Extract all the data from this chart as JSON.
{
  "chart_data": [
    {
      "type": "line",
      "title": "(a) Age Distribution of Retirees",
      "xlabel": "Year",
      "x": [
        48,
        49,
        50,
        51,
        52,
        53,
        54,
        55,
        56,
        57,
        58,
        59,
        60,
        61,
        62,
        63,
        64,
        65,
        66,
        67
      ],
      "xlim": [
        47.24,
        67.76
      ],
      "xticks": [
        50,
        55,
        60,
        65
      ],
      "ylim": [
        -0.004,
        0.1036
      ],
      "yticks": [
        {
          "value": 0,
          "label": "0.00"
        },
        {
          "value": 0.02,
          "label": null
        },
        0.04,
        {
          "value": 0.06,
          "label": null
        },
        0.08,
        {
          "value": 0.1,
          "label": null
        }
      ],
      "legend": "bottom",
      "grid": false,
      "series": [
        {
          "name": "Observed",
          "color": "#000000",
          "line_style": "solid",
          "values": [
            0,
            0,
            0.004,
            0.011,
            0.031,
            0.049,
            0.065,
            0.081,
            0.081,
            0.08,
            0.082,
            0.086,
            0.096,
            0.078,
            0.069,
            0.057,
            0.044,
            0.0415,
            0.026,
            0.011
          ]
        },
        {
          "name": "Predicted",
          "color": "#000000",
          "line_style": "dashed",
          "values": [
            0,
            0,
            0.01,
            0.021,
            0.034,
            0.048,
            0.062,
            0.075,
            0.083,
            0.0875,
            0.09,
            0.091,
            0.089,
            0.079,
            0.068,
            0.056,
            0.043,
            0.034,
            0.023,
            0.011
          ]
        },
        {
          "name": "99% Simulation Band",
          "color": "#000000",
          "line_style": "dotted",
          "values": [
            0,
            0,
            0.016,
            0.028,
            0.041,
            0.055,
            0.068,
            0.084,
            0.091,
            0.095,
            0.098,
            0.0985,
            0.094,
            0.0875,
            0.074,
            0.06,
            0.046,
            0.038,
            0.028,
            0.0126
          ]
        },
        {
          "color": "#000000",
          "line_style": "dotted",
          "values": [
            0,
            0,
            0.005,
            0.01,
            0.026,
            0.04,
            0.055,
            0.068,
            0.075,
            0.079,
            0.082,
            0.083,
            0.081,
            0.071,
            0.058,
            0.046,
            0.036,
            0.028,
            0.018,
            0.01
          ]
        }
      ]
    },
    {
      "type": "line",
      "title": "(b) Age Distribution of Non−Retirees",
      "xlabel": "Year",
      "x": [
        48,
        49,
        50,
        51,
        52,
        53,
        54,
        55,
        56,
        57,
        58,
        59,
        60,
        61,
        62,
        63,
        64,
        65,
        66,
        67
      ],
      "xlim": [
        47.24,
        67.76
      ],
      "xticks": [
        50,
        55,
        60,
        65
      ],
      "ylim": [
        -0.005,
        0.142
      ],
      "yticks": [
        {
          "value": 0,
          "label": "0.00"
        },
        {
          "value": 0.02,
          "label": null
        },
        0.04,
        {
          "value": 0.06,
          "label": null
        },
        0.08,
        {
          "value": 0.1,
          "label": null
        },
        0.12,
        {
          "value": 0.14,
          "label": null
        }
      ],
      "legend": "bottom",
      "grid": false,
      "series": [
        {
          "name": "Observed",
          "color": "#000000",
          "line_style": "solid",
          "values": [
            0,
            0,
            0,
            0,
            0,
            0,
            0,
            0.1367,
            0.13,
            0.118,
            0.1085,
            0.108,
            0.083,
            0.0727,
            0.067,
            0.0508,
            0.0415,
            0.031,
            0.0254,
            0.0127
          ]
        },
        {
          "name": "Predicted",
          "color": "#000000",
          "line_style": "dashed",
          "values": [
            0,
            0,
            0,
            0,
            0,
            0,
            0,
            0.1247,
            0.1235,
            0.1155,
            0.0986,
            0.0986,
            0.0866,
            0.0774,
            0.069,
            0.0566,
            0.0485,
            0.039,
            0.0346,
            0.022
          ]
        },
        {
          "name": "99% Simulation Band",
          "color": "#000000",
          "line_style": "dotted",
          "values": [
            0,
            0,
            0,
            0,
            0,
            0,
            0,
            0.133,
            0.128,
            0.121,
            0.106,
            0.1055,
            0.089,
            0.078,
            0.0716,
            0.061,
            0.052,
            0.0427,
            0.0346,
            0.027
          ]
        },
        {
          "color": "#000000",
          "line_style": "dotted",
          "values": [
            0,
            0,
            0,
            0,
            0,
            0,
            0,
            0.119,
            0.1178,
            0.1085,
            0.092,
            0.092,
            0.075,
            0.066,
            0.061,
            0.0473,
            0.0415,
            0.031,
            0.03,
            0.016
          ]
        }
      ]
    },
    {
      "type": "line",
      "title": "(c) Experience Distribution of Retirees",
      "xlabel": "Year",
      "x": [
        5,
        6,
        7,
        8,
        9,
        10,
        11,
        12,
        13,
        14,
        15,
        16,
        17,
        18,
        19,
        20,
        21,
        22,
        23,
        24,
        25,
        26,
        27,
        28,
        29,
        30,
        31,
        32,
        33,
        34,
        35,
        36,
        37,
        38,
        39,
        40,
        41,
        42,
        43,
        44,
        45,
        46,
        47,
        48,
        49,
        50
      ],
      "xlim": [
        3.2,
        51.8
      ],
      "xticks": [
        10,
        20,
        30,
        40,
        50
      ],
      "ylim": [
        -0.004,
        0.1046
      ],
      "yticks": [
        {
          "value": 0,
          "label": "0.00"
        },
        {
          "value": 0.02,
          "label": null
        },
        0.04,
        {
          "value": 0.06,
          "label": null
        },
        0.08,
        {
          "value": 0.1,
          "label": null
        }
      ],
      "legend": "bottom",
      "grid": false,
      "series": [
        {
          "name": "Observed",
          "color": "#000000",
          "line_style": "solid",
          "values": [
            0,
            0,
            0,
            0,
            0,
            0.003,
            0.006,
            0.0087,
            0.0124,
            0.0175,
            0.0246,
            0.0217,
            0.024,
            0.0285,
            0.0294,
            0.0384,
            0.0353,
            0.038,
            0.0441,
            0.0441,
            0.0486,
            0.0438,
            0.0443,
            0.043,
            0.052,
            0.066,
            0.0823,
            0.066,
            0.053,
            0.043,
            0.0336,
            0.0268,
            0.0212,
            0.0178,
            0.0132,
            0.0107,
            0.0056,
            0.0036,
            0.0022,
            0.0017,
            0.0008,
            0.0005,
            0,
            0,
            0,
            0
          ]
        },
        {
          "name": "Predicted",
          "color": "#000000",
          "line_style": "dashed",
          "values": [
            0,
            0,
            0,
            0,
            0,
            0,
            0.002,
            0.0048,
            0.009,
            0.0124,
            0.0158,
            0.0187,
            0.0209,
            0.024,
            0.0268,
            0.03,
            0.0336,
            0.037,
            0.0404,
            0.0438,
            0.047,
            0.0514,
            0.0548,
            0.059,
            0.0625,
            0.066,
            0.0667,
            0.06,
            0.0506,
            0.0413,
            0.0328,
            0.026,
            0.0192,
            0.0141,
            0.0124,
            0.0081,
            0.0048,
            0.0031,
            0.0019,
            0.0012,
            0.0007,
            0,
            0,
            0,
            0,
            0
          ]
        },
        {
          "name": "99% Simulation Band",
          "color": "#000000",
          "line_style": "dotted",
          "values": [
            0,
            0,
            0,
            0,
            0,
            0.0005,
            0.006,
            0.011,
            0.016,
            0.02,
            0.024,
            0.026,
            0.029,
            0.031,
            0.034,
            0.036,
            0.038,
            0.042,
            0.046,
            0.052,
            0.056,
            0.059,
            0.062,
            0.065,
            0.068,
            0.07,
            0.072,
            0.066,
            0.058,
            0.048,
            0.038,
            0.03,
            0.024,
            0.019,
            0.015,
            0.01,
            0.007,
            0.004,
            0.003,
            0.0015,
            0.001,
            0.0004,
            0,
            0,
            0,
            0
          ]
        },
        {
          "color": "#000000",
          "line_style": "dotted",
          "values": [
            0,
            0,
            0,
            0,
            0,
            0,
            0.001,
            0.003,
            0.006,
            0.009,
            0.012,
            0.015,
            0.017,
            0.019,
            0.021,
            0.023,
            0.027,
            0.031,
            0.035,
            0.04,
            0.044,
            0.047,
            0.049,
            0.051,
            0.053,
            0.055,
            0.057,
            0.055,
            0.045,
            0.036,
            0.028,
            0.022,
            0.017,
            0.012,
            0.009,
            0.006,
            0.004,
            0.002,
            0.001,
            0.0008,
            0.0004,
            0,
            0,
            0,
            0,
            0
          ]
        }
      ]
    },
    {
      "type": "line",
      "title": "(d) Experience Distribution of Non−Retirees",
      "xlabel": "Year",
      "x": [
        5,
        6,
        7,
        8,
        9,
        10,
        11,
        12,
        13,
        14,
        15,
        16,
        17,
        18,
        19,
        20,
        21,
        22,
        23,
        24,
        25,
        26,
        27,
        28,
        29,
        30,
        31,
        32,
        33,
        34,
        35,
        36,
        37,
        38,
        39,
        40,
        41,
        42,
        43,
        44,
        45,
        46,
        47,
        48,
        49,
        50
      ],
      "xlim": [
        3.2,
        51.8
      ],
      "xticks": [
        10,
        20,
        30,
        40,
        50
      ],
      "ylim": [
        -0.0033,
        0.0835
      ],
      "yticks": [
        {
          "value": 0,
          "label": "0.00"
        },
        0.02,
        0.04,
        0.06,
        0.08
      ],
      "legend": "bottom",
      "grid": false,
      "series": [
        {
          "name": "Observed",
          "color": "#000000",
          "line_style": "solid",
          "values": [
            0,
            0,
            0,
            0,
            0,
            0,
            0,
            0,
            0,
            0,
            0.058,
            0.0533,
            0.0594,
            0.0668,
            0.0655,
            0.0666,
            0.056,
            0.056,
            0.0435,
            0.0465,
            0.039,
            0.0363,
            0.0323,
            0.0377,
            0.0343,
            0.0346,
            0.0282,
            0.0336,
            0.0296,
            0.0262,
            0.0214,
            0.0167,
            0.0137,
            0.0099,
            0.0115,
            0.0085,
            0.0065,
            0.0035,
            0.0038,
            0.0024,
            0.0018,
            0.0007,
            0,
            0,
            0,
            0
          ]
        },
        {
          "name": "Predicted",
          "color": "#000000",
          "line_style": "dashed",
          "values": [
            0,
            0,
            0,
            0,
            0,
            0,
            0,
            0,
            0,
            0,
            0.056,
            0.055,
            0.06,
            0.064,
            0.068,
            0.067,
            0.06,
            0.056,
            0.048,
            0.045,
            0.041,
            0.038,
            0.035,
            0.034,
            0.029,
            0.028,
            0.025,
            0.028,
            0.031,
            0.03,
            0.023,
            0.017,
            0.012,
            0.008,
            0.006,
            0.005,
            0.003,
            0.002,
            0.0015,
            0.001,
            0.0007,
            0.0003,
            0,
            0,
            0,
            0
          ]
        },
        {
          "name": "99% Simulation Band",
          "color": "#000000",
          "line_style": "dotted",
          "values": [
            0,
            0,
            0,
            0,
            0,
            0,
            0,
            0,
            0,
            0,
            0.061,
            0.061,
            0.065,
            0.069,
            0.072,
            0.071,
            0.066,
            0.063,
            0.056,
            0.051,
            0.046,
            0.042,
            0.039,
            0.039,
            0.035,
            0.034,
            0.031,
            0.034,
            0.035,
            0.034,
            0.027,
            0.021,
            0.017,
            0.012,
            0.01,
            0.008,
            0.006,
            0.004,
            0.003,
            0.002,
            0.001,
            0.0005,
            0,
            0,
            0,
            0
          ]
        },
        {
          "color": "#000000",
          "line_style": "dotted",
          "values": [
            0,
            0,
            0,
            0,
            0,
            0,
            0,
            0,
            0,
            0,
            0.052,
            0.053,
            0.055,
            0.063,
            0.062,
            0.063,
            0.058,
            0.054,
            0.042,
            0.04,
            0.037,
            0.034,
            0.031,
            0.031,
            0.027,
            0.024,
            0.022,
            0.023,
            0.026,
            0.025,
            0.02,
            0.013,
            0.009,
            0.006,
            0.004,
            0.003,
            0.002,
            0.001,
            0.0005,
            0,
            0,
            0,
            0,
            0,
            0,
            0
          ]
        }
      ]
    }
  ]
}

━━━━━━━━━━━━━━━━━━━━

### [Exercise task]
Go through the records. Copy each line where "Retirees" appears.

### [Problem solution]
      "title": "(a) Age Distribution of Retirees",
      "title": "(b) Age Distribution of Non−Retirees",
      "title": "(c) Experience Distribution of Retirees",
      "title": "(d) Experience Distribution of Non−Retirees",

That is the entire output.